# Excerpted records:
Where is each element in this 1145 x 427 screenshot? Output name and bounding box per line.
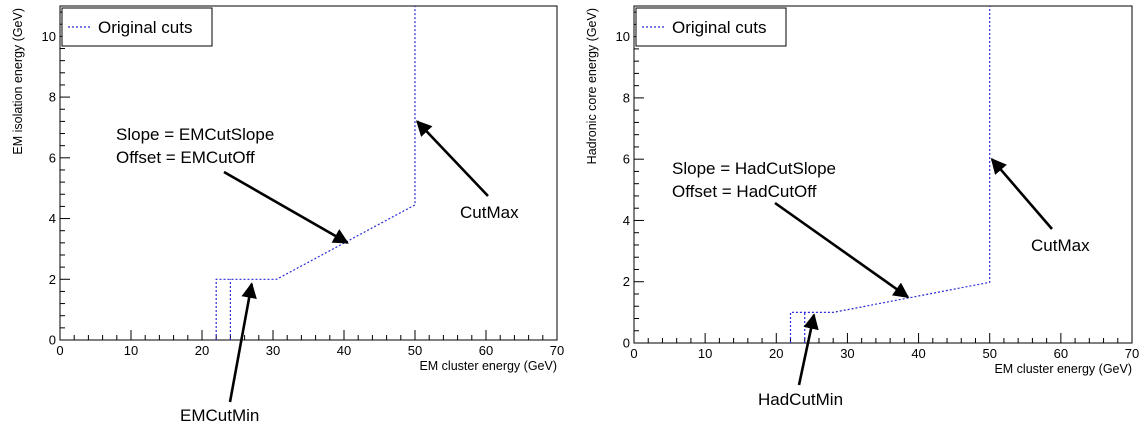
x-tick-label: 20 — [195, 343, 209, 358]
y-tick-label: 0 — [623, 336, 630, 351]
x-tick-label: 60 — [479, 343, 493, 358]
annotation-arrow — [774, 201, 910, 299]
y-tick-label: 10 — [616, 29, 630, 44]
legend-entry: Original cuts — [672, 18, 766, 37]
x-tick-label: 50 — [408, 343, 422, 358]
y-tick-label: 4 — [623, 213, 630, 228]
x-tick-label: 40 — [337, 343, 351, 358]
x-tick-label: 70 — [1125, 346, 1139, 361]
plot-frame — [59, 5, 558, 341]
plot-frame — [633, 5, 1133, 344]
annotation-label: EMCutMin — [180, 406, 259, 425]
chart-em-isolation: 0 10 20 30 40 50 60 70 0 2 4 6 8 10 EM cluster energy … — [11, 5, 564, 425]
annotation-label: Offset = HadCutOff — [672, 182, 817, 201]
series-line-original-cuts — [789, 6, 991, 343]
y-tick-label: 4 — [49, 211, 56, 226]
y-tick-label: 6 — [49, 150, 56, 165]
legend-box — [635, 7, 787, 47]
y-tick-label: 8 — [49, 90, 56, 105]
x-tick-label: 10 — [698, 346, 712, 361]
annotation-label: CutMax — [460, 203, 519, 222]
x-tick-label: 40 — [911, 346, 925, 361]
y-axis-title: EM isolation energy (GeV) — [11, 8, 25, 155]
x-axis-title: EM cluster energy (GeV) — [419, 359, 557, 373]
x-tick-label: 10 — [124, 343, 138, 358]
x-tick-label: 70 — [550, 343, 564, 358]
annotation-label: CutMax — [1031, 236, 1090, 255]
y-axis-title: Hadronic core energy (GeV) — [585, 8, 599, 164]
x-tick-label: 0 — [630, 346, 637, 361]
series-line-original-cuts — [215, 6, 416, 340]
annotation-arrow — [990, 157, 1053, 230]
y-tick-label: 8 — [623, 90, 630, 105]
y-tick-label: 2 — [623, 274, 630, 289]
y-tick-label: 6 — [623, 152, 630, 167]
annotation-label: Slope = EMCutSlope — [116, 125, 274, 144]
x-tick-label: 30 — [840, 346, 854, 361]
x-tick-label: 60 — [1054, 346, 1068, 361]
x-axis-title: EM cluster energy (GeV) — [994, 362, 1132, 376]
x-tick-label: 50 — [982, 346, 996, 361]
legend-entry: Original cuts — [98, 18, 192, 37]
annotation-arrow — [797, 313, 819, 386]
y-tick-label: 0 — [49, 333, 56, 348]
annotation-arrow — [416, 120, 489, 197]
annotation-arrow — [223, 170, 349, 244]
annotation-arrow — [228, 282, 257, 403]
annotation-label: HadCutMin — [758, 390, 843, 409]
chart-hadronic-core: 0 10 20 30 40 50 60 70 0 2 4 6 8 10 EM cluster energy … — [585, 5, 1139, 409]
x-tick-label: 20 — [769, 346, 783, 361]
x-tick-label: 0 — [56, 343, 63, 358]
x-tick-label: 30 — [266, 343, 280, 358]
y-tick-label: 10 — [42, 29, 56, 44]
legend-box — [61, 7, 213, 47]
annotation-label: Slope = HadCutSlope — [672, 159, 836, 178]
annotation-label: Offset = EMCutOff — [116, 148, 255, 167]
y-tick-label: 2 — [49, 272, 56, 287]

# Aim of the task:
Can you pull every line from the entries above, unchanged and with the pictures left out?

# Solved problem:
Where is each element in this 1145 x 427 screenshot? Output name and bounding box per line.
x-tick-label: 20 — [195, 343, 209, 358]
y-tick-label: 0 — [623, 336, 630, 351]
x-tick-label: 60 — [479, 343, 493, 358]
annotation-arrow — [774, 201, 910, 299]
y-tick-label: 10 — [616, 29, 630, 44]
legend-entry: Original cuts — [672, 18, 766, 37]
x-tick-label: 50 — [408, 343, 422, 358]
y-tick-label: 4 — [623, 213, 630, 228]
x-tick-label: 40 — [337, 343, 351, 358]
x-tick-label: 70 — [1125, 346, 1139, 361]
plot-frame — [59, 5, 558, 341]
plot-frame — [633, 5, 1133, 344]
annotation-label: EMCutMin — [180, 406, 259, 425]
chart-em-isolation: 0 10 20 30 40 50 60 70 0 2 4 6 8 10 EM cluster energy … — [11, 5, 564, 425]
annotation-label: Offset = HadCutOff — [672, 182, 817, 201]
series-line-original-cuts — [789, 6, 991, 343]
y-tick-label: 4 — [49, 211, 56, 226]
y-tick-label: 6 — [49, 150, 56, 165]
legend-box — [635, 7, 787, 47]
y-tick-label: 8 — [49, 90, 56, 105]
x-tick-label: 10 — [698, 346, 712, 361]
annotation-label: CutMax — [460, 203, 519, 222]
x-tick-label: 40 — [911, 346, 925, 361]
y-axis-title: EM isolation energy (GeV) — [11, 8, 25, 155]
x-axis-title: EM cluster energy (GeV) — [419, 359, 557, 373]
x-tick-label: 10 — [124, 343, 138, 358]
x-tick-label: 70 — [550, 343, 564, 358]
annotation-label: CutMax — [1031, 236, 1090, 255]
y-axis-title: Hadronic core energy (GeV) — [585, 8, 599, 164]
x-tick-label: 0 — [630, 346, 637, 361]
series-line-original-cuts — [215, 6, 416, 340]
annotation-arrow — [990, 157, 1053, 230]
y-tick-label: 8 — [623, 90, 630, 105]
y-tick-label: 2 — [623, 274, 630, 289]
y-tick-label: 6 — [623, 152, 630, 167]
annotation-label: Slope = EMCutSlope — [116, 125, 274, 144]
x-tick-label: 30 — [840, 346, 854, 361]
x-tick-label: 60 — [1054, 346, 1068, 361]
x-axis-title: EM cluster energy (GeV) — [994, 362, 1132, 376]
x-tick-label: 50 — [982, 346, 996, 361]
legend-entry: Original cuts — [98, 18, 192, 37]
annotation-arrow — [797, 313, 819, 386]
y-tick-label: 0 — [49, 333, 56, 348]
annotation-arrow — [416, 120, 489, 197]
annotation-arrow — [223, 170, 349, 244]
annotation-arrow — [228, 282, 257, 403]
annotation-label: HadCutMin — [758, 390, 843, 409]
chart-hadronic-core: 0 10 20 30 40 50 60 70 0 2 4 6 8 10 EM cluster energy … — [585, 5, 1139, 409]
x-tick-label: 20 — [769, 346, 783, 361]
x-tick-label: 0 — [56, 343, 63, 358]
x-tick-label: 30 — [266, 343, 280, 358]
y-tick-label: 10 — [42, 29, 56, 44]
legend-box — [61, 7, 213, 47]
annotation-label: Slope = HadCutSlope — [672, 159, 836, 178]
annotation-label: Offset = EMCutOff — [116, 148, 255, 167]
y-tick-label: 2 — [49, 272, 56, 287]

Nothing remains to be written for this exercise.